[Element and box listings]
———
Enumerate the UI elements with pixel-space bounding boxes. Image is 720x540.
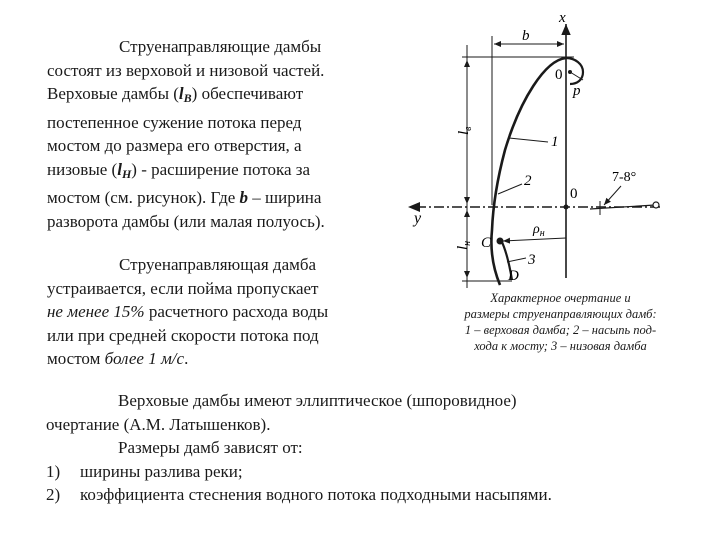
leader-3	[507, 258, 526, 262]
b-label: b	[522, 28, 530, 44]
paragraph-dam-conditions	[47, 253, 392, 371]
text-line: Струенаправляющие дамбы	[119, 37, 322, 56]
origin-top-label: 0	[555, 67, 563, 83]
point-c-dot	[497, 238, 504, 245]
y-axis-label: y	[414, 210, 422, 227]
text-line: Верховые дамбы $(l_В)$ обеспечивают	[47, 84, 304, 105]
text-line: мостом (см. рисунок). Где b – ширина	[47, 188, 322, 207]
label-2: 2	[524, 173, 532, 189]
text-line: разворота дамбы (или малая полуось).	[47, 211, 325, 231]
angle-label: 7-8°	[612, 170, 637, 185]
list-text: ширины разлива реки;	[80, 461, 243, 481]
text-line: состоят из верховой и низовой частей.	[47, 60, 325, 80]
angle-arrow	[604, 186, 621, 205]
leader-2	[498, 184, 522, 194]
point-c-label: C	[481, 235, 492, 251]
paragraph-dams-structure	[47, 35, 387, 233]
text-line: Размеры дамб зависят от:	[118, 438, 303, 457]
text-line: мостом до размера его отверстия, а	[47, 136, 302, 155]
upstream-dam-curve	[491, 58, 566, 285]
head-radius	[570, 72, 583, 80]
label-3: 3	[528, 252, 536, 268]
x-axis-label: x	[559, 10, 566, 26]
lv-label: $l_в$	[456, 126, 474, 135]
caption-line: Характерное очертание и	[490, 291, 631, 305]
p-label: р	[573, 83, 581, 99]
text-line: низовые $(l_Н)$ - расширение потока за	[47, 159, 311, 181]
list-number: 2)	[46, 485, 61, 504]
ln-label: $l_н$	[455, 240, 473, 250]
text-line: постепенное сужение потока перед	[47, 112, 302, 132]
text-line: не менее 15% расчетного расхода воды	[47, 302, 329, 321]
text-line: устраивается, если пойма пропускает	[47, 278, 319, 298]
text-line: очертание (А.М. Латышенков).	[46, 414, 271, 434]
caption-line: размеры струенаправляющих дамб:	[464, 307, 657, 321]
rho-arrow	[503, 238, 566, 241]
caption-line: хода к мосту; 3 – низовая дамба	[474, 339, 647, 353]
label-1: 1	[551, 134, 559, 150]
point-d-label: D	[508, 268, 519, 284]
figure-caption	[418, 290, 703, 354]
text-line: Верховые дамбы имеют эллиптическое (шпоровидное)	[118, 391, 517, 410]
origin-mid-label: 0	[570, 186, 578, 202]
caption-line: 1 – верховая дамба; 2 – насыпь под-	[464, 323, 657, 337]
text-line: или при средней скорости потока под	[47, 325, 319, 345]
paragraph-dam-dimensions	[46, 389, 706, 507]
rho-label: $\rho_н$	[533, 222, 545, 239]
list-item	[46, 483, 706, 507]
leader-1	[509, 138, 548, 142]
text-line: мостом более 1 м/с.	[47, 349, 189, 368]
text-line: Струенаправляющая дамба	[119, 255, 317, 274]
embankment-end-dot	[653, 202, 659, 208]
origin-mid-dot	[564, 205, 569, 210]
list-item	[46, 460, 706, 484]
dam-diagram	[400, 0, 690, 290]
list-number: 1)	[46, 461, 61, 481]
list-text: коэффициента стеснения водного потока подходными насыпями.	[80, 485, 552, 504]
———
> [Aim]:
Write out every line of the items above without changing anything, and leave the pictures out.

> [Answer for the task]:
Enumerate the UI elements with pixel-space bounding boxes. Image is 720x540.
leader-3	[507, 258, 526, 262]
b-label: b	[522, 28, 530, 44]
paragraph-dam-conditions	[47, 253, 392, 371]
text-line: Струенаправляющие дамбы	[119, 37, 322, 56]
origin-top-label: 0	[555, 67, 563, 83]
point-c-dot	[497, 238, 504, 245]
y-axis-label: y	[414, 210, 422, 227]
text-line: Верховые дамбы $(l_В)$ обеспечивают	[47, 84, 304, 105]
text-line: мостом (см. рисунок). Где b – ширина	[47, 188, 322, 207]
label-2: 2	[524, 173, 532, 189]
text-line: разворота дамбы (или малая полуось).	[47, 211, 325, 231]
angle-label: 7-8°	[612, 170, 637, 185]
list-text: ширины разлива реки;	[80, 461, 243, 481]
text-line: состоят из верховой и низовой частей.	[47, 60, 325, 80]
angle-arrow	[604, 186, 621, 205]
leader-2	[498, 184, 522, 194]
point-c-label: C	[481, 235, 492, 251]
paragraph-dams-structure	[47, 35, 387, 233]
text-line: Размеры дамб зависят от:	[118, 438, 303, 457]
text-line: мостом до размера его отверстия, а	[47, 136, 302, 155]
upstream-dam-curve	[491, 58, 566, 285]
head-radius	[570, 72, 583, 80]
label-3: 3	[528, 252, 536, 268]
x-axis-label: x	[559, 10, 566, 26]
lv-label: $l_в$	[456, 126, 474, 135]
caption-line: Характерное очертание и	[490, 291, 631, 305]
p-label: р	[573, 83, 581, 99]
text-line: низовые $(l_Н)$ - расширение потока за	[47, 159, 311, 181]
list-number: 2)	[46, 485, 61, 504]
ln-label: $l_н$	[455, 240, 473, 250]
text-line: постепенное сужение потока перед	[47, 112, 302, 132]
text-line: не менее 15% расчетного расхода воды	[47, 302, 329, 321]
text-line: устраивается, если пойма пропускает	[47, 278, 319, 298]
text-line: очертание (А.М. Латышенков).	[46, 414, 271, 434]
caption-line: размеры струенаправляющих дамб:	[464, 307, 657, 321]
rho-arrow	[503, 238, 566, 241]
caption-line: хода к мосту; 3 – низовая дамба	[474, 339, 647, 353]
label-1: 1	[551, 134, 559, 150]
point-d-label: D	[508, 268, 519, 284]
figure-caption	[418, 290, 703, 354]
text-line: Верховые дамбы имеют эллиптическое (шпоровидное)	[118, 391, 517, 410]
origin-mid-label: 0	[570, 186, 578, 202]
caption-line: 1 – верховая дамба; 2 – насыпь под-	[464, 323, 657, 337]
text-line: или при средней скорости потока под	[47, 325, 319, 345]
paragraph-dam-dimensions	[46, 389, 706, 507]
rho-label: $\rho_н$	[533, 222, 545, 239]
list-item	[46, 483, 706, 507]
leader-1	[509, 138, 548, 142]
text-line: мостом более 1 м/с.	[47, 349, 189, 368]
text-line: Струенаправляющая дамба	[119, 255, 317, 274]
embankment-end-dot	[653, 202, 659, 208]
origin-mid-dot	[564, 205, 569, 210]
list-item	[46, 460, 706, 484]
dam-diagram	[400, 0, 690, 290]
list-number: 1)	[46, 461, 61, 481]
list-text: коэффициента стеснения водного потока подходными насыпями.	[80, 485, 552, 504]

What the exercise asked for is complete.